Jobs:
(A) Using the passage on Farrow and Woody Allen, decide whether each statement agrees with it: (i) the prosecutor publicly said there was probable cause to prosecute Allen; (ii) Amazon paid millions to work with Allen on a new series and film; (iii) the sharpest criticism in Farrow's essay targets actors. Answer yes or no for each, quoting the deciding words.
(B) Reproduce the stretch of the passage on Farrow and Woody Allen from "Farrow went on" through "star in them.".

Selected text:
_ _ _ _ _ _ _
Farrow went on to explain that the reason why Allen was never formally convicted of any crime has less to do with any lack of evidence, but more to do with his mother’s desire to protect his sister.

“In a rare step, the prosecutor announced publicly that he had “probable cause” to prosecute Allen, and attributed the decision not to do so to “the fragility of the child victim,” Farrow noted. “My mother still feels it was the only choice she could make to protect her daughter. But it is ironic: My mother’s decision to place Dylan’s well-being above all else became a means for Woody Allen to smear them both.”

Since Allen was never prosecuted, it has allowed him and his career to remain virtually unscathed. Farrow finds it indefensible for people in Hollywood to continue to pay Allen money for his projects and for actors to sign up to star in them.

“Amazon paid millions to work with Woody Allen, bankrolling a new series and film. Actors, including some I admire greatly, continue to line up to star in his movies. ‘It’s not personal,’ one once told me. But it hurts my sister every time one of her heroes like Louis C.K., or a star her age, like Miley Cyrus, works with Woody Allen,” Farrow wrote. “Personal is exactly what it is — for my sister, and for women everywhere with allegations of sexual assault that have never been vindicated by a conviction.”

Throughout his essay, Farrow saves his most biting criticism for the media, which he says has willingly complied with Allen’s public relations machine.
_ _ _ _ _ _ _
Raw data:
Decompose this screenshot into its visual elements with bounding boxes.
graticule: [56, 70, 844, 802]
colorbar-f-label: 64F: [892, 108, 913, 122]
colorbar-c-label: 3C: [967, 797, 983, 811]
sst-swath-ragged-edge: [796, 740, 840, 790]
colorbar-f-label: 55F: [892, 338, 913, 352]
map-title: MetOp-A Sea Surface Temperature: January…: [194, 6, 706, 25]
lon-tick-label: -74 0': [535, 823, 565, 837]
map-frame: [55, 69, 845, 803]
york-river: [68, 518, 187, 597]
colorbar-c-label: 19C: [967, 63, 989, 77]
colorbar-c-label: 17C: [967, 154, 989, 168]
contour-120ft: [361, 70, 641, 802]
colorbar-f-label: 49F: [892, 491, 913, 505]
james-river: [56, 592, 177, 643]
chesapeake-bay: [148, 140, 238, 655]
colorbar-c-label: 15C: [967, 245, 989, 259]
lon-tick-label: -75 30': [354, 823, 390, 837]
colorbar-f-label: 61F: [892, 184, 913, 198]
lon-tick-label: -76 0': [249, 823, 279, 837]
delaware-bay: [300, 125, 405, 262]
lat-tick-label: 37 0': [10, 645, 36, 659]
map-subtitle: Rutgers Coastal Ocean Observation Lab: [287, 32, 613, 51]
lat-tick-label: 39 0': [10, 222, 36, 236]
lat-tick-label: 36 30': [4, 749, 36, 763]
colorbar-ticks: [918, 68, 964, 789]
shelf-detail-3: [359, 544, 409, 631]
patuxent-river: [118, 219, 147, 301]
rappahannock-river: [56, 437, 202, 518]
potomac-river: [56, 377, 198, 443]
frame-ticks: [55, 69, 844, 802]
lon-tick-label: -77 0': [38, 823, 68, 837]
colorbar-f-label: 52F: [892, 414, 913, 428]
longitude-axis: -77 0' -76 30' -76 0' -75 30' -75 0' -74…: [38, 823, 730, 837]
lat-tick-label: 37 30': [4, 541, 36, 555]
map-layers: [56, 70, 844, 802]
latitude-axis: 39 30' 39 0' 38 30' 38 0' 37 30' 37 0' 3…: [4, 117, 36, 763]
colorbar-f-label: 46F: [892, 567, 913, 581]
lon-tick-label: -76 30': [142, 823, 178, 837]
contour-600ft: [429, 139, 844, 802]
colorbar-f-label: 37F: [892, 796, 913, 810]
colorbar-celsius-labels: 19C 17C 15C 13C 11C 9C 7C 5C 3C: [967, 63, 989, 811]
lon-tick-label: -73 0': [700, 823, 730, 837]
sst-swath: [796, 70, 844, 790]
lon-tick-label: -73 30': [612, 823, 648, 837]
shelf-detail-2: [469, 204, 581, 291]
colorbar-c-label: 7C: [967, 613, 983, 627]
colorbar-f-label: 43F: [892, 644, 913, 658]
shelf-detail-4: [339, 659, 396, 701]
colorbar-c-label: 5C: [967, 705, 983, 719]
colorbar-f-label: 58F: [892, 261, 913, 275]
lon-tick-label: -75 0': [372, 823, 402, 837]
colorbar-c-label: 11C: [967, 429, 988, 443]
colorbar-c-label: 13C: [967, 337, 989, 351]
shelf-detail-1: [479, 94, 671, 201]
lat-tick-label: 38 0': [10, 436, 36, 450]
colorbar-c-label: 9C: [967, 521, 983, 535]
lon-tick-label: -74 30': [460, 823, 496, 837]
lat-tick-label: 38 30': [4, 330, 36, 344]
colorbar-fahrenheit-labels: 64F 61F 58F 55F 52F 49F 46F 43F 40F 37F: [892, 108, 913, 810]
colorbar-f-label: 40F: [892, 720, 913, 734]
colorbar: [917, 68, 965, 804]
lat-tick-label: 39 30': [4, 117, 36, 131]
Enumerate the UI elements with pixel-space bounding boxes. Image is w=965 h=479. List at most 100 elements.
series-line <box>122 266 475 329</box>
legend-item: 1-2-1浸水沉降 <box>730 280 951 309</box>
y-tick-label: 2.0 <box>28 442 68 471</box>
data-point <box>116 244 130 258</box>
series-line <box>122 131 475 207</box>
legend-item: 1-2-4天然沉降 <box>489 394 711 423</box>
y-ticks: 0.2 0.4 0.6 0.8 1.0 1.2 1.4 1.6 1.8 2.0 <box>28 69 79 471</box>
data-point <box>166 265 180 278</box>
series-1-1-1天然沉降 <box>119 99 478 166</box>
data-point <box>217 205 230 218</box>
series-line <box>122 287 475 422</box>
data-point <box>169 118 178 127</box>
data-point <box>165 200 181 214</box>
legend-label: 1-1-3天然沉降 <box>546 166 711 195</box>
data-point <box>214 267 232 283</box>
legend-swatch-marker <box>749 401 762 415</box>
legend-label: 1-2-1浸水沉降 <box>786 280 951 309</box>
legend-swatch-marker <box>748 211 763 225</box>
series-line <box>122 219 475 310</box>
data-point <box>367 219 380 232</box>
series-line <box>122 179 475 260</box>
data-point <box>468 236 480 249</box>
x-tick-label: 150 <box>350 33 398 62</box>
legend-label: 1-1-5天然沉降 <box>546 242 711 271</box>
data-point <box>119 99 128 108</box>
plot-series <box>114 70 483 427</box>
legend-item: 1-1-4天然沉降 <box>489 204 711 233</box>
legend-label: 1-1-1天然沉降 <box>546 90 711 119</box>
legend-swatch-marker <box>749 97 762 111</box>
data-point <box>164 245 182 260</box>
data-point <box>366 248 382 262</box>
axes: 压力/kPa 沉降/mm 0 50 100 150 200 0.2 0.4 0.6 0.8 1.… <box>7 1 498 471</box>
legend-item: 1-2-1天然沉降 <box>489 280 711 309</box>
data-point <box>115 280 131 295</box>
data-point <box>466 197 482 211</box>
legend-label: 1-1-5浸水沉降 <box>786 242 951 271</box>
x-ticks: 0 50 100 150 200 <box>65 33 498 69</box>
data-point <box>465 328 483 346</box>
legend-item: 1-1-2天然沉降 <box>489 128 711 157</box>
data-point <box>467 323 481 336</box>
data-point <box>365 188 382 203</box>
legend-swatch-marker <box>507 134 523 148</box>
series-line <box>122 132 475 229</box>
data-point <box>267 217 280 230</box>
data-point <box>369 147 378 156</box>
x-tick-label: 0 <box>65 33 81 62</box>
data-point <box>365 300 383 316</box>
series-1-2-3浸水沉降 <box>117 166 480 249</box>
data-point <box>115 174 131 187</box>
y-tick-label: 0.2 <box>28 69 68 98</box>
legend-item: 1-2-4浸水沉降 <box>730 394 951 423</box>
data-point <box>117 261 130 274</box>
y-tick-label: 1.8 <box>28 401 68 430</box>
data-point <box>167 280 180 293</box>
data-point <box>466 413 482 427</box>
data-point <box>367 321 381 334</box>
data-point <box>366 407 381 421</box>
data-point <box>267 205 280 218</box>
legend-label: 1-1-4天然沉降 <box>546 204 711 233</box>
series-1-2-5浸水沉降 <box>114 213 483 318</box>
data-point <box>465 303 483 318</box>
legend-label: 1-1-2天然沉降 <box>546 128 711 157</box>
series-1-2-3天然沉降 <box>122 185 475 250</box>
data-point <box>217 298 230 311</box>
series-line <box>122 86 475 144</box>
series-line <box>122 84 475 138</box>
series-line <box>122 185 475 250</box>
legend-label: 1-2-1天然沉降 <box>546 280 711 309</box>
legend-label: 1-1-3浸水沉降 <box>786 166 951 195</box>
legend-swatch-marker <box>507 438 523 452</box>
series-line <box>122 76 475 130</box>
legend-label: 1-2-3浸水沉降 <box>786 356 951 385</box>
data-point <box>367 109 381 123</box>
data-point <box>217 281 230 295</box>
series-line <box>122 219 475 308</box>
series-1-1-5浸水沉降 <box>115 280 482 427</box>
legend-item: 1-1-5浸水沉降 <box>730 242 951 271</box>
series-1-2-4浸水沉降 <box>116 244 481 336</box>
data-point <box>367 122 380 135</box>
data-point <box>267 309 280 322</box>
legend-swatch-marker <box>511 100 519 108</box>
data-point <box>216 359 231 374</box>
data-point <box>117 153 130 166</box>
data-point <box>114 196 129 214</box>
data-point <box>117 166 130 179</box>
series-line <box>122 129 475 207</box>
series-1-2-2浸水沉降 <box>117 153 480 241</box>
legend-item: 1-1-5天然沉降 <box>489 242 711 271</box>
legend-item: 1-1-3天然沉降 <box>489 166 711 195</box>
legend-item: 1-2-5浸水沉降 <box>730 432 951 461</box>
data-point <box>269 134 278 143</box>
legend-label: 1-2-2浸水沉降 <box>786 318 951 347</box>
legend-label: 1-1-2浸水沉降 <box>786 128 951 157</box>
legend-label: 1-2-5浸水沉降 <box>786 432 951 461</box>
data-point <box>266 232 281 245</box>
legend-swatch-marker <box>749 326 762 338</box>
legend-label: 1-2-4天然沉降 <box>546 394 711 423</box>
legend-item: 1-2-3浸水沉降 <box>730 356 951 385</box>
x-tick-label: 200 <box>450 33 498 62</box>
_ _ _ _ _ _ _
Results:
(A)
(i) Yes: "the prosecutor announced publicly that he had “probable cause” to prosecute Allen"
(ii) Yes: "Amazon paid millions to work with Woody Allen, bankrolling a new series and film."
(iii) No: "Farrow saves his most biting criticism for the media"

(B)
Farrow went on to explain that the reason why Allen was never formally convicted of any crime has less to do with any lack of evidence, but more to do with his mother’s desire to protect his sister.

“In a rare step, the prosecutor announced publicly that he had “probable cause” to prosecute Allen, and attributed the decision not to do so to “the fragility of the child victim,” Farrow noted. “My mother still feels it was the only choice she could make to protect her daughter. But it is ironic: My mother’s decision to place Dylan’s well-being above all else became a means for Woody Allen to smear them both.”

Since Allen was never prosecuted, it has allowed him and his career to remain virtually unscathed. Farrow finds it indefensible for people in Hollywood to continue to pay Allen money for his projects and for actors to sign up to star in them.